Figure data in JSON
━━━━━━━━
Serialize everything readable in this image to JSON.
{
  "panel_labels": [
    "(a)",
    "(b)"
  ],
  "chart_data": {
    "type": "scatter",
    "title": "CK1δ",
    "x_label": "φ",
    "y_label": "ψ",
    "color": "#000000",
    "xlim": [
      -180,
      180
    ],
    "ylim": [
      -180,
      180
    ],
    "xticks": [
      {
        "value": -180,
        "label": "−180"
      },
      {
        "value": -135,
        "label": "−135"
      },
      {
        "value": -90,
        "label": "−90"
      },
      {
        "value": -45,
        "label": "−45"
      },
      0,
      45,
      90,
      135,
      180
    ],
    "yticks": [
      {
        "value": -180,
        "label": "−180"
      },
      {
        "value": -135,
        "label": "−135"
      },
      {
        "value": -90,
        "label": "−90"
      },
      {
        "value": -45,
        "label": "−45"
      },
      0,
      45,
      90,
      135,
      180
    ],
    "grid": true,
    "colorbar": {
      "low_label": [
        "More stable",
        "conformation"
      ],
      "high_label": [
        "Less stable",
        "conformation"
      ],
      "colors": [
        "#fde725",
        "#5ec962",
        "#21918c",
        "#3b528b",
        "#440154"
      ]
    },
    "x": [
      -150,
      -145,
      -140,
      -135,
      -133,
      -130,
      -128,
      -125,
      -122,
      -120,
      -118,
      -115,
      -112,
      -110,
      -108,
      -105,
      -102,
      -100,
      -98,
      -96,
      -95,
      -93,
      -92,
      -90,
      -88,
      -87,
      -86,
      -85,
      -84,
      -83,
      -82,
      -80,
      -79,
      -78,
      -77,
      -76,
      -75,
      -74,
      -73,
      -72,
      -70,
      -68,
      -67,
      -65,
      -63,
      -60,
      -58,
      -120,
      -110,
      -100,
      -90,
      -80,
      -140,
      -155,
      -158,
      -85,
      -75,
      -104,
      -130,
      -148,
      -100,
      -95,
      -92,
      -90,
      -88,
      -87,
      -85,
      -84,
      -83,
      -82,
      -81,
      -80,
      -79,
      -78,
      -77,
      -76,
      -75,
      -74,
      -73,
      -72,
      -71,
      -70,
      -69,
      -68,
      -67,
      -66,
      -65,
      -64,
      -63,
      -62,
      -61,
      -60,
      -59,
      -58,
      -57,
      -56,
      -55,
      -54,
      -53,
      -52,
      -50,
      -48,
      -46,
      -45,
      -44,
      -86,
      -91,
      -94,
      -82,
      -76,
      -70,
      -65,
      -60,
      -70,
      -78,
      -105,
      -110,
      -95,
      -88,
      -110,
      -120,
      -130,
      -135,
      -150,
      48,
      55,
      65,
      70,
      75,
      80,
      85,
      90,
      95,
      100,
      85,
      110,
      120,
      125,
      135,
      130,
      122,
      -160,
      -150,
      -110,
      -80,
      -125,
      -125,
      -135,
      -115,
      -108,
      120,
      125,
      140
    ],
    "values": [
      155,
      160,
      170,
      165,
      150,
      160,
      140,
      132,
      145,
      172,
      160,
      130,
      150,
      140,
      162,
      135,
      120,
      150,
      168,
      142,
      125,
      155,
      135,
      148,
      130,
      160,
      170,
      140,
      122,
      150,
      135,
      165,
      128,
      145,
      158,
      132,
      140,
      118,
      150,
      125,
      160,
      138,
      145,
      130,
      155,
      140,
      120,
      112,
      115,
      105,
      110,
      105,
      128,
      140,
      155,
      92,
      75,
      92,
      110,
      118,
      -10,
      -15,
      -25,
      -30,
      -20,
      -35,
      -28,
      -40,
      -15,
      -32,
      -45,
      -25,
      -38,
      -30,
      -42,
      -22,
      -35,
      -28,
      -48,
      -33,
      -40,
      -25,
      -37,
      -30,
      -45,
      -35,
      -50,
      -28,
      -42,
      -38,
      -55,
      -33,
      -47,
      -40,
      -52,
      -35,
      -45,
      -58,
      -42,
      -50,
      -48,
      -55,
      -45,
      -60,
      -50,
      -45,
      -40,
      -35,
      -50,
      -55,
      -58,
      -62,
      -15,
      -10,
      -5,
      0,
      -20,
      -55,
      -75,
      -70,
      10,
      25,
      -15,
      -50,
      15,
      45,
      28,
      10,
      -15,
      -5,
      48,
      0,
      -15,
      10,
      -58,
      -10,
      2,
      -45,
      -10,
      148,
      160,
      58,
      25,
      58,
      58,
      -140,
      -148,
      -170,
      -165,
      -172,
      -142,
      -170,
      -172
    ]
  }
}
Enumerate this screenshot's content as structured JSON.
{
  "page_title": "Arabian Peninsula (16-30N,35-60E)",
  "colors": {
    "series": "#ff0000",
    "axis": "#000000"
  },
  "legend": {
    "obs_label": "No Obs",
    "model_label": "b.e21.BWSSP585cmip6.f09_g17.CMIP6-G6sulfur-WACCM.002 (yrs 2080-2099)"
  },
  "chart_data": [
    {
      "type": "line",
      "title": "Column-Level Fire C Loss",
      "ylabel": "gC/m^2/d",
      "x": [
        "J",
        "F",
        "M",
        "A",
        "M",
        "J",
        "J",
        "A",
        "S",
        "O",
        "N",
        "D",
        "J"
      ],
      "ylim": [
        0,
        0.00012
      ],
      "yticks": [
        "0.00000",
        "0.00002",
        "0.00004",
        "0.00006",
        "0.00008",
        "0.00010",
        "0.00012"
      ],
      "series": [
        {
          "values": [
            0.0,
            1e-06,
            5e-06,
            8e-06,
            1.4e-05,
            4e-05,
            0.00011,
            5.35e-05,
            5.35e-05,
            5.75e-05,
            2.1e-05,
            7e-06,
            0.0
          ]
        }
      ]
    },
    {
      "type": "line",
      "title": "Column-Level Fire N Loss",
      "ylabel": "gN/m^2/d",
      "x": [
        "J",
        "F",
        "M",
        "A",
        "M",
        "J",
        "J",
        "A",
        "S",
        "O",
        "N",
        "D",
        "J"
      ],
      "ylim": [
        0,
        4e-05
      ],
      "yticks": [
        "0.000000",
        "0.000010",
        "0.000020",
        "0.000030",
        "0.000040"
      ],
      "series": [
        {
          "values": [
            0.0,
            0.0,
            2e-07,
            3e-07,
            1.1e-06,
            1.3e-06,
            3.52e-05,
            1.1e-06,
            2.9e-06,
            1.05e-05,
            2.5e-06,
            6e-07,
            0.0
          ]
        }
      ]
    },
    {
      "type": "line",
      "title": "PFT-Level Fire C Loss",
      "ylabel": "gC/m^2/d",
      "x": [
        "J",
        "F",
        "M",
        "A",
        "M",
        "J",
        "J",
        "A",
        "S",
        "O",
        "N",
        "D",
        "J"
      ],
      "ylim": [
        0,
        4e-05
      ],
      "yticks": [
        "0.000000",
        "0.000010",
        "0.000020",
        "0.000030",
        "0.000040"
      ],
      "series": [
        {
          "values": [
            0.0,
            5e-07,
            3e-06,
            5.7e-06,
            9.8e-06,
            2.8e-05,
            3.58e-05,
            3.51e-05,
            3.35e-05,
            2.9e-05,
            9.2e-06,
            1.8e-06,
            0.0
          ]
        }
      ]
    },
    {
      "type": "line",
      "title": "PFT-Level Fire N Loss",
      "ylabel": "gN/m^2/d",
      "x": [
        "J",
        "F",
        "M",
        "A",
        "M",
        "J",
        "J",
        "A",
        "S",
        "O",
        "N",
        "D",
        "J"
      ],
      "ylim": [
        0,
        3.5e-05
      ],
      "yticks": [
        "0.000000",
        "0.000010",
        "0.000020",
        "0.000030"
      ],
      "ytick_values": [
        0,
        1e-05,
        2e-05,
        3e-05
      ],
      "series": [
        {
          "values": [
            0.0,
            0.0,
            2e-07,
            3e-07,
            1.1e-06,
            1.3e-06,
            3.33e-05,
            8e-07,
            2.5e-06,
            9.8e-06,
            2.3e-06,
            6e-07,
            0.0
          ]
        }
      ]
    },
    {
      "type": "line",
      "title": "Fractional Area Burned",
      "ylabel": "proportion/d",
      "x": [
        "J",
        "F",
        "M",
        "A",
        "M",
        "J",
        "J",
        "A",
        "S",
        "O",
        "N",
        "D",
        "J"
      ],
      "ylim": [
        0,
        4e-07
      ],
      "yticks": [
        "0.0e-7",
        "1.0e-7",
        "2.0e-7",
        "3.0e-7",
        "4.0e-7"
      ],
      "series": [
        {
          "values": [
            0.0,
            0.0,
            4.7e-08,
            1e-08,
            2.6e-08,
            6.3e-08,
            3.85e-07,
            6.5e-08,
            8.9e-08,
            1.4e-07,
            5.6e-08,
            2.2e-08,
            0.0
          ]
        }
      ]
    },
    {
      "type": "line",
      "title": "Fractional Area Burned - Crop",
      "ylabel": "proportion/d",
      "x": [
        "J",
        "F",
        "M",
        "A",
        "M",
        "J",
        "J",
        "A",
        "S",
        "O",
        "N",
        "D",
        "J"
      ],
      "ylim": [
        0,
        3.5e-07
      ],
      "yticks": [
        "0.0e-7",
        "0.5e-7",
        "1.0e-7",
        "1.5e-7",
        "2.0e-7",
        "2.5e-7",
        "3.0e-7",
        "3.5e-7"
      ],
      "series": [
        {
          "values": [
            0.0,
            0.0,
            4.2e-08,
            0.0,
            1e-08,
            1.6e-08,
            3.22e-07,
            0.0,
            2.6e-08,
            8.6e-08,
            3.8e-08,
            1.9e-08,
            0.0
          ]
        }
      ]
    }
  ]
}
━━━━━━━━
**TASK REQUIREMENTS:**
How many of the lines above include the word "Burned"? Respond with the number alone.

**WRITTEN REPLY:**
2